-------- Excerpted data --------

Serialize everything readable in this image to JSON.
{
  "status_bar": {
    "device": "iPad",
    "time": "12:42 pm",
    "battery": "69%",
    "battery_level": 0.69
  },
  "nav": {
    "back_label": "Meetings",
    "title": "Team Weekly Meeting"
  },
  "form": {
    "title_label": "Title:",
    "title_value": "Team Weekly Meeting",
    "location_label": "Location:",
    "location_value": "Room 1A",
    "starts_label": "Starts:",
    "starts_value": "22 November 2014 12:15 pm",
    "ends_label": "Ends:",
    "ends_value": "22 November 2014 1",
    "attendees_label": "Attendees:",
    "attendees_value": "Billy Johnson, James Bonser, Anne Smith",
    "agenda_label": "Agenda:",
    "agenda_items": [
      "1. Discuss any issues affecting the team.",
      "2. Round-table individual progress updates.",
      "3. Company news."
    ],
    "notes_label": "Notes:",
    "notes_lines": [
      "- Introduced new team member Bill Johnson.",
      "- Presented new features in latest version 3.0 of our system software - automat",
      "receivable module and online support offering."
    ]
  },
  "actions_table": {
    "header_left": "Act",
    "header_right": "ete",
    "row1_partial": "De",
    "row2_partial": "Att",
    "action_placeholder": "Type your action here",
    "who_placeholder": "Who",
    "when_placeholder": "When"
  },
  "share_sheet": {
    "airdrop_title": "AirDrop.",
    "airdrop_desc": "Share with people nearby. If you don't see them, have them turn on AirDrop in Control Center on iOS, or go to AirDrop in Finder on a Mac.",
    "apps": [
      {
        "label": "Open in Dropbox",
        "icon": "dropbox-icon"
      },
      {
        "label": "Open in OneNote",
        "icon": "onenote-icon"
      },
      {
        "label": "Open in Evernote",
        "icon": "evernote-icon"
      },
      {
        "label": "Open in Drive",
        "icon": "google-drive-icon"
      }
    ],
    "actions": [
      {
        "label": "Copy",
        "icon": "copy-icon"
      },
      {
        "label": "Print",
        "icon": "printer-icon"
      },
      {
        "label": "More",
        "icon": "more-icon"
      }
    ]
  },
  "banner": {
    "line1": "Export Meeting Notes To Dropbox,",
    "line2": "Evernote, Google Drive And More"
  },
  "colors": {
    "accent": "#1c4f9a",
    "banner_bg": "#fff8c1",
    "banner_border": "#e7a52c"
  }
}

--------

Print all of the entries again, exactly as written.

Response to this task:
Serialize everything readable in this image to JSON.
{
  "status_bar": {
    "device": "iPad",
    "time": "12:42 pm",
    "battery": "69%",
    "battery_level": 0.69
  },
  "nav": {
    "back_label": "Meetings",
    "title": "Team Weekly Meeting"
  },
  "form": {
    "title_label": "Title:",
    "title_value": "Team Weekly Meeting",
    "location_label": "Location:",
    "location_value": "Room 1A",
    "starts_label": "Starts:",
    "starts_value": "22 November 2014 12:15 pm",
    "ends_label": "Ends:",
    "ends_value": "22 November 2014 1",
    "attendees_label": "Attendees:",
    "attendees_value": "Billy Johnson, James Bonser, Anne Smith",
    "agenda_label": "Agenda:",
    "agenda_items": [
      "1. Discuss any issues affecting the team.",
      "2. Round-table individual progress updates.",
      "3. Company news."
    ],
    "notes_label": "Notes:",
    "notes_lines": [
      "- Introduced new team member Bill Johnson.",
      "- Presented new features in latest version 3.0 of our system software - automat",
      "receivable module and online support offering."
    ]
  },
  "actions_table": {
    "header_left": "Act",
    "header_right": "ete",
    "row1_partial": "De",
    "row2_partial": "Att",
    "action_placeholder": "Type your action here",
    "who_placeholder": "Who",
    "when_placeholder": "When"
  },
  "share_sheet": {
    "airdrop_title": "AirDrop.",
    "airdrop_desc": "Share with people nearby. If you don't see them, have them turn on AirDrop in Control Center on iOS, or go to AirDrop in Finder on a Mac.",
    "apps": [
      {
        "label": "Open in Dropbox",
        "icon": "dropbox-icon"
      },
      {
        "label": "Open in OneNote",
        "icon": "onenote-icon"
      },
      {
        "label": "Open in Evernote",
        "icon": "evernote-icon"
      },
      {
        "label": "Open in Drive",
        "icon": "google-drive-icon"
      }
    ],
    "actions": [
      {
        "label": "Copy",
        "icon": "copy-icon"
      },
      {
        "label": "Print",
        "icon": "printer-icon"
      },
      {
        "label": "More",
        "icon": "more-icon"
      }
    ]
  },
  "banner": {
    "line1": "Export Meeting Notes To Dropbox,",
    "line2": "Evernote, Google Drive And More"
  },
  "colors": {
    "accent": "#1c4f9a",
    "banner_bg": "#fff8c1",
    "banner_border": "#e7a52c"
  }
}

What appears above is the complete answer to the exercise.